Items →
________________

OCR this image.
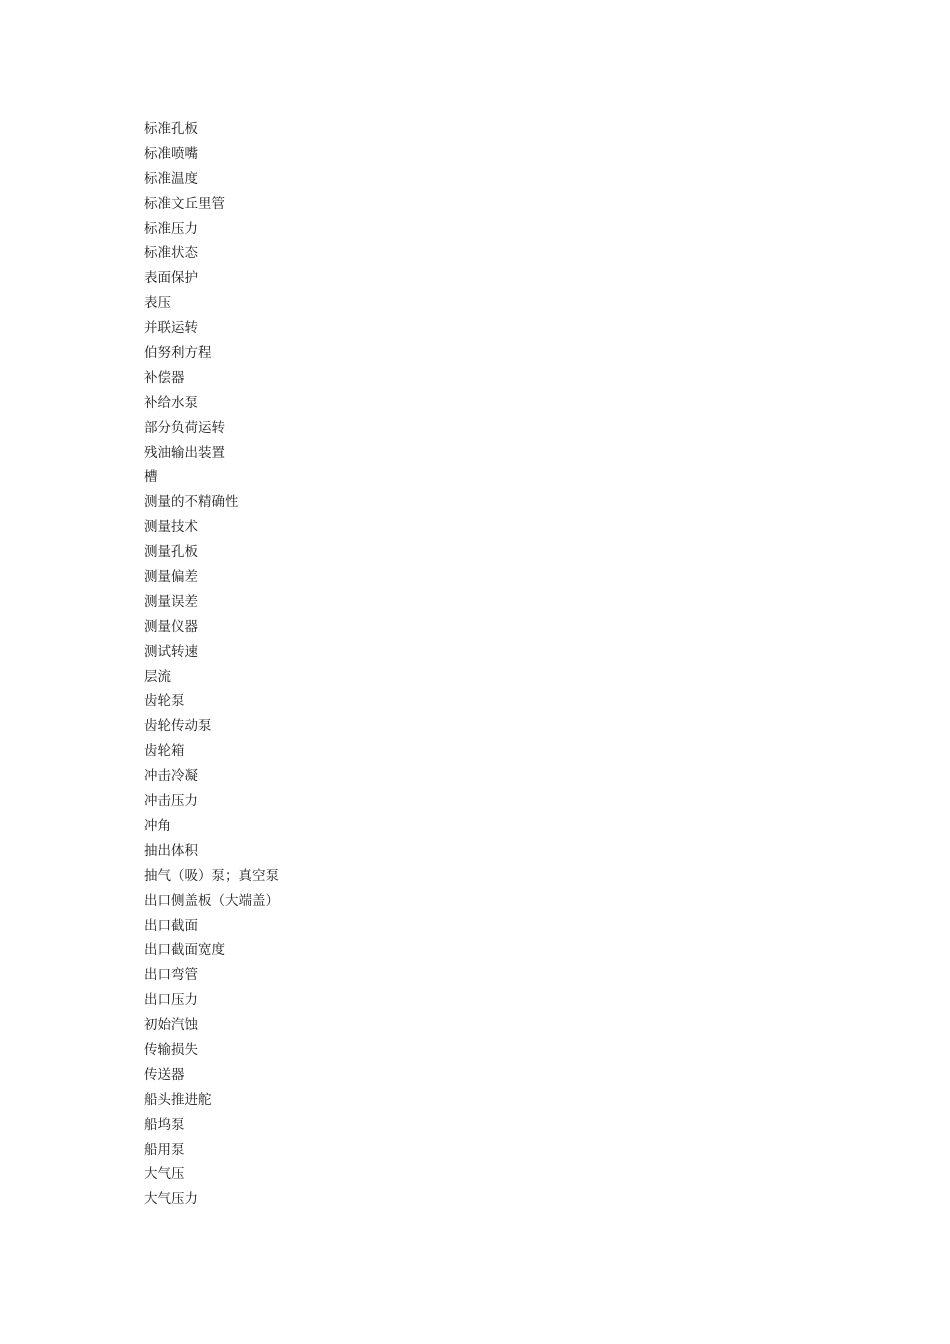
标准孔板
标准喷嘴
标准温度
标准文丘里管
标准压力
标准状态
表面保护
表压
并联运转
伯努利方程
补偿器
补给水泵
部分负荷运转
残油输出装置
槽
测量的不精确性
测量技术
测量孔板
测量偏差
测量误差
测量仪器
测试转速
层流
齿轮泵
齿轮传动泵
齿轮箱
冲击冷凝
冲击压力
冲角
抽出体积
抽气（吸）泵；真空泵
出口侧盖板（大端盖）
出口截面
出口截面宽度
出口弯管
出口压力
初始汽蚀
传输损失
传送器
船头推进舵
船坞泵
船用泵
大气压
大气压力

________________

Given exercise → Copy every line of the data exactly as written, excluding the pictures.

Task response →
OCR this image.
标准孔板
标准喷嘴
标准温度
标准文丘里管
标准压力
标准状态
表面保护
表压
并联运转
伯努利方程
补偿器
补给水泵
部分负荷运转
残油输出装置
槽
测量的不精确性
测量技术
测量孔板
测量偏差
测量误差
测量仪器
测试转速
层流
齿轮泵
齿轮传动泵
齿轮箱
冲击冷凝
冲击压力
冲角
抽出体积
抽气（吸）泵；真空泵
出口侧盖板（大端盖）
出口截面
出口截面宽度
出口弯管
出口压力
初始汽蚀
传输损失
传送器
船头推进舵
船坞泵
船用泵
大气压
大气压力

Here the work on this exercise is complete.